■ Required work:
Copy out the listing that follows, exactly, without its pictures.

■ Material for this task:

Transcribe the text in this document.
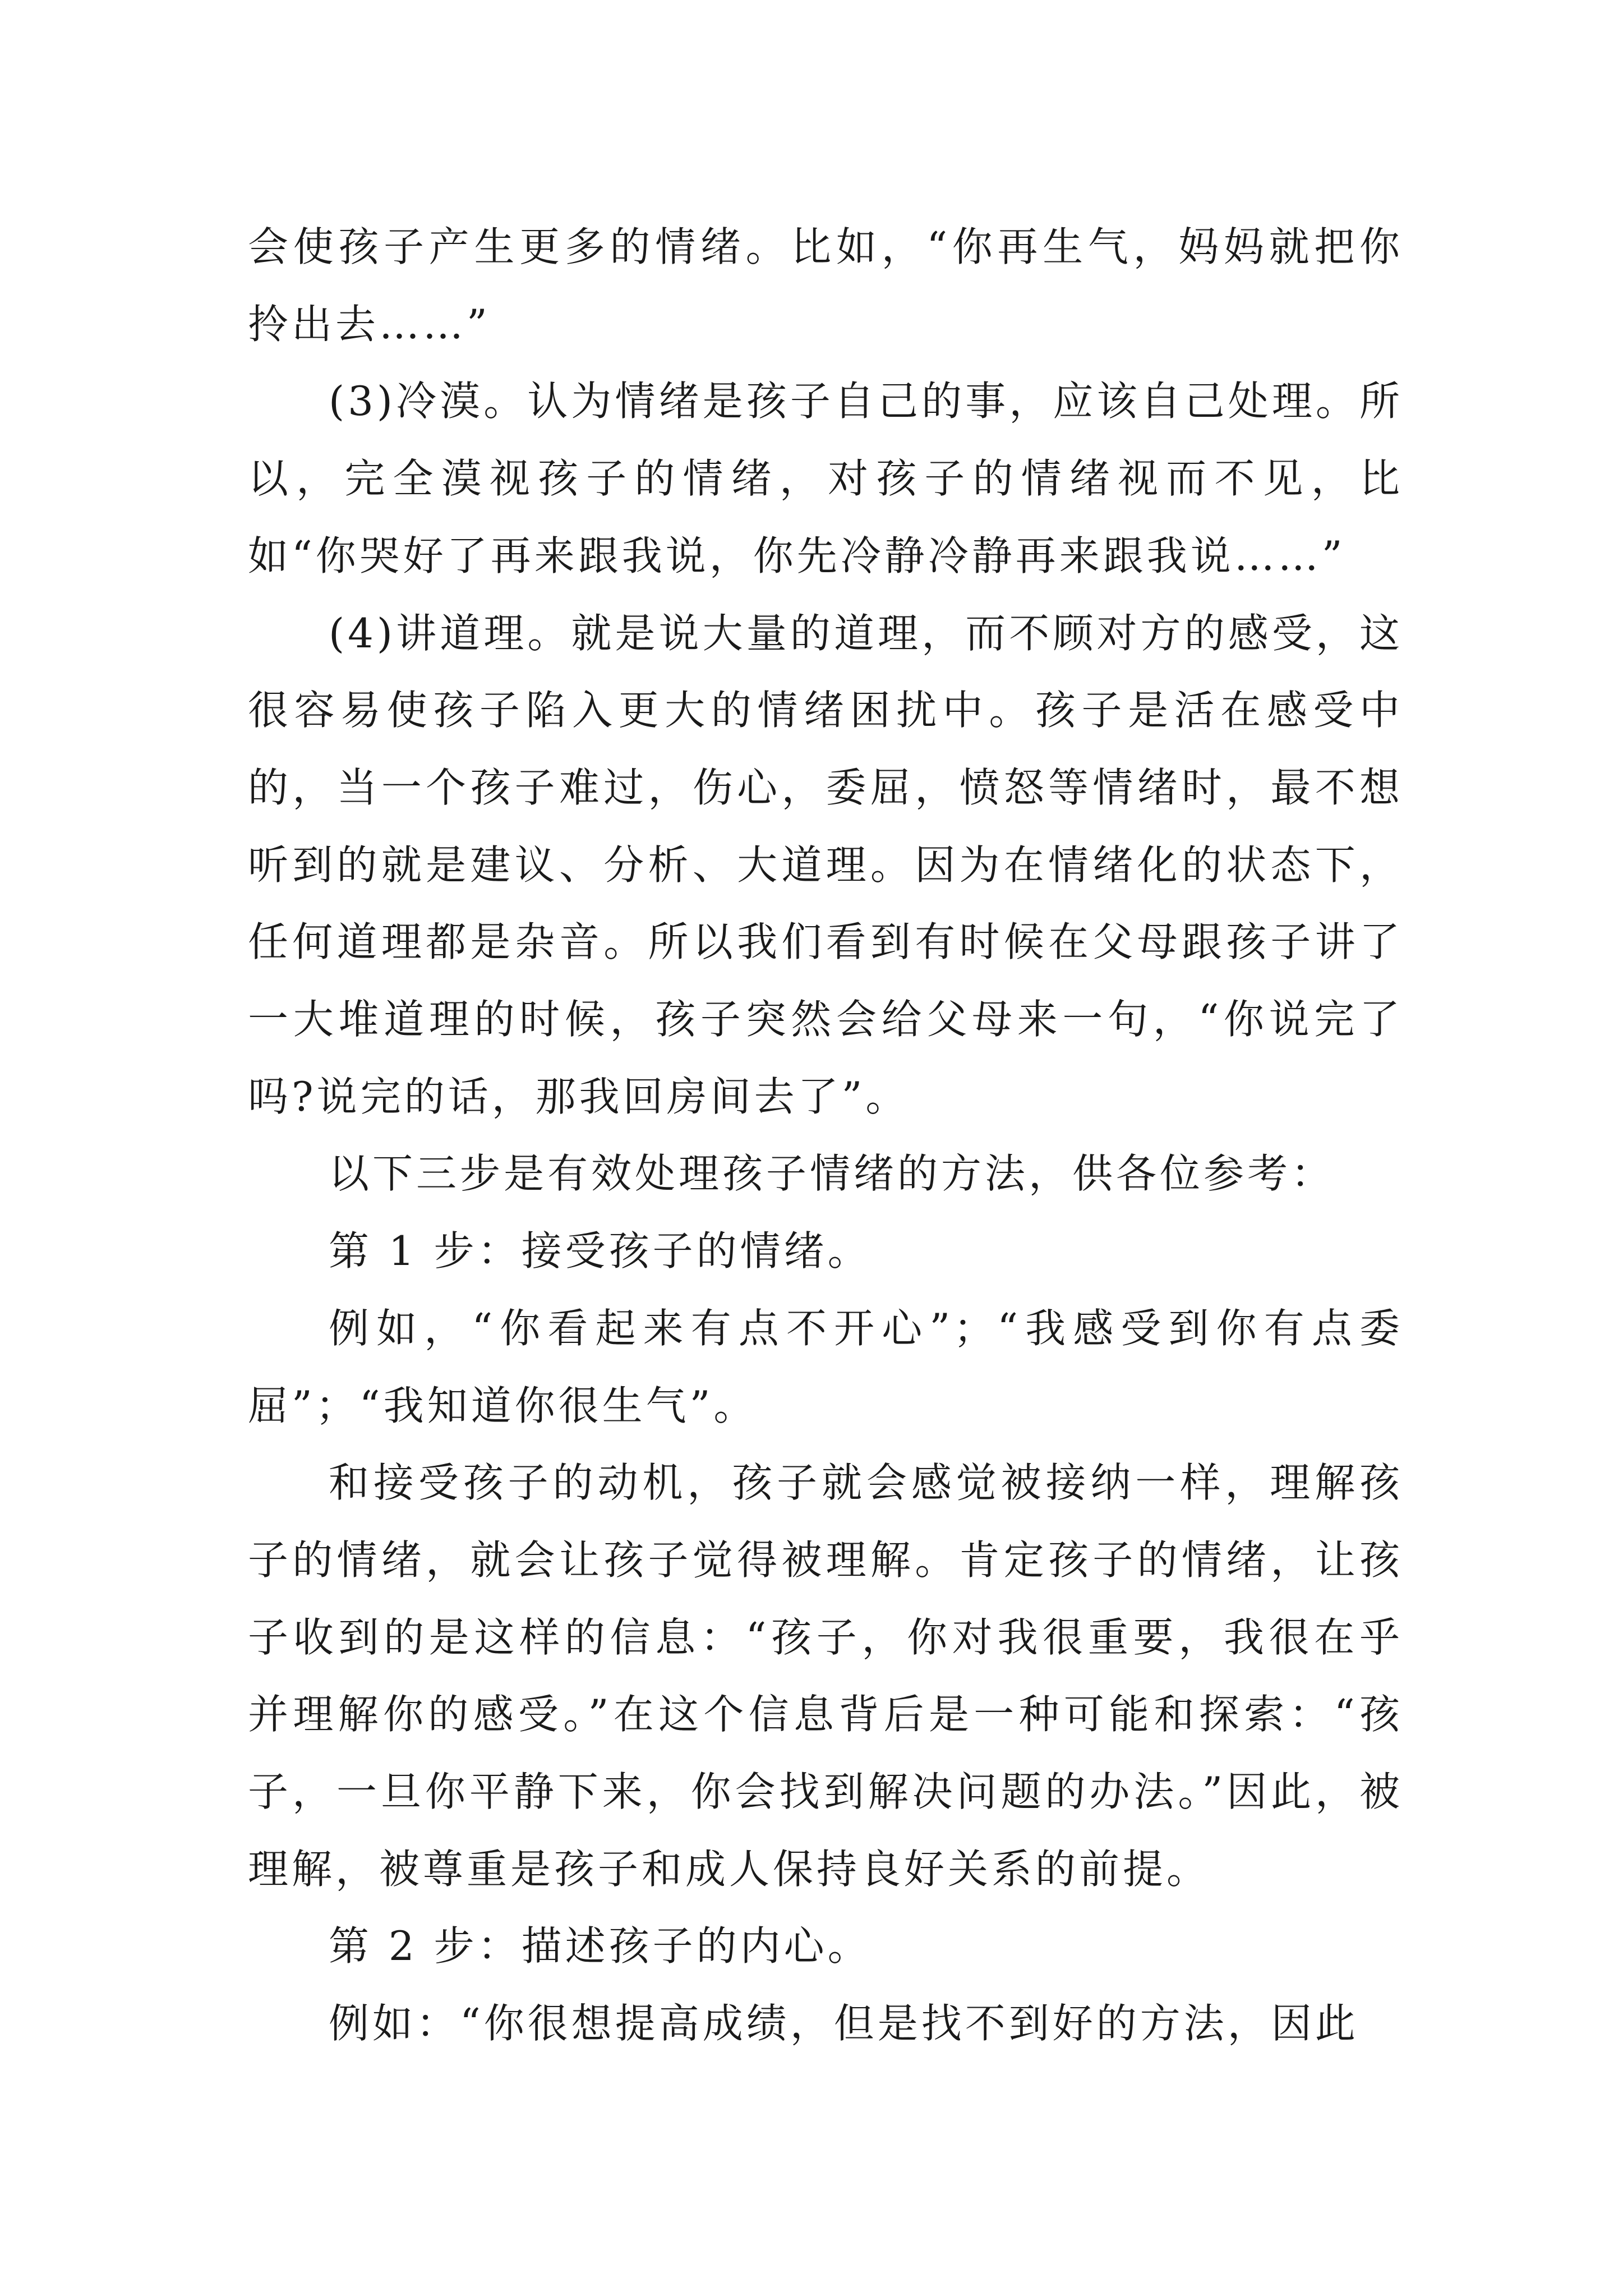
会使孩子产生更多的情绪。比如，“你再生气，妈妈就把你拎出去……”

(3)冷漠。认为情绪是孩子自己的事，应该自己处理。所以，完全漠视孩子的情绪，对孩子的情绪视而不见，比如“你哭好了再来跟我说，你先冷静冷静再来跟我说……”

(4)讲道理。就是说大量的道理，而不顾对方的感受，这很容易使孩子陷入更大的情绪困扰中。孩子是活在感受中的，当一个孩子难过，伤心，委屈，愤怒等情绪时，最不想听到的就是建议、分析、大道理。因为在情绪化的状态下，任何道理都是杂音。所以我们看到有时候在父母跟孩子讲了一大堆道理的时候，孩子突然会给父母来一句，“你说完了吗?说完的话，那我回房间去了”。

以下三步是有效处理孩子情绪的方法，供各位参考：

第 1 步：接受孩子的情绪。

例如，“你看起来有点不开心”；“我感受到你有点委屈”；“我知道你很生气”。

和接受孩子的动机，孩子就会感觉被接纳一样，理解孩子的情绪，就会让孩子觉得被理解。肯定孩子的情绪，让孩子收到的是这样的信息：“孩子，你对我很重要，我很在乎并理解你的感受。”在这个信息背后是一种可能和探索：“孩子，一旦你平静下来，你会找到解决问题的办法。”因此，被理解，被尊重是孩子和成人保持良好关系的前提。

第 2 步：描述孩子的内心。

例如：“你很想提高成绩，但是找不到好的方法，因此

■ Answer for the task:
Transcribe the text in this document.
会使孩子产生更多的情绪。比如，“你再生气，妈妈就把你拎出去……”

(3)冷漠。认为情绪是孩子自己的事，应该自己处理。所以，完全漠视孩子的情绪，对孩子的情绪视而不见，比如“你哭好了再来跟我说，你先冷静冷静再来跟我说……”

(4)讲道理。就是说大量的道理，而不顾对方的感受，这很容易使孩子陷入更大的情绪困扰中。孩子是活在感受中的，当一个孩子难过，伤心，委屈，愤怒等情绪时，最不想听到的就是建议、分析、大道理。因为在情绪化的状态下，任何道理都是杂音。所以我们看到有时候在父母跟孩子讲了一大堆道理的时候，孩子突然会给父母来一句，“你说完了吗?说完的话，那我回房间去了”。

以下三步是有效处理孩子情绪的方法，供各位参考：

第 1 步：接受孩子的情绪。

例如，“你看起来有点不开心”；“我感受到你有点委屈”；“我知道你很生气”。

和接受孩子的动机，孩子就会感觉被接纳一样，理解孩子的情绪，就会让孩子觉得被理解。肯定孩子的情绪，让孩子收到的是这样的信息：“孩子，你对我很重要，我很在乎并理解你的感受。”在这个信息背后是一种可能和探索：“孩子，一旦你平静下来，你会找到解决问题的办法。”因此，被理解，被尊重是孩子和成人保持良好关系的前提。

第 2 步：描述孩子的内心。

例如：“你很想提高成绩，但是找不到好的方法，因此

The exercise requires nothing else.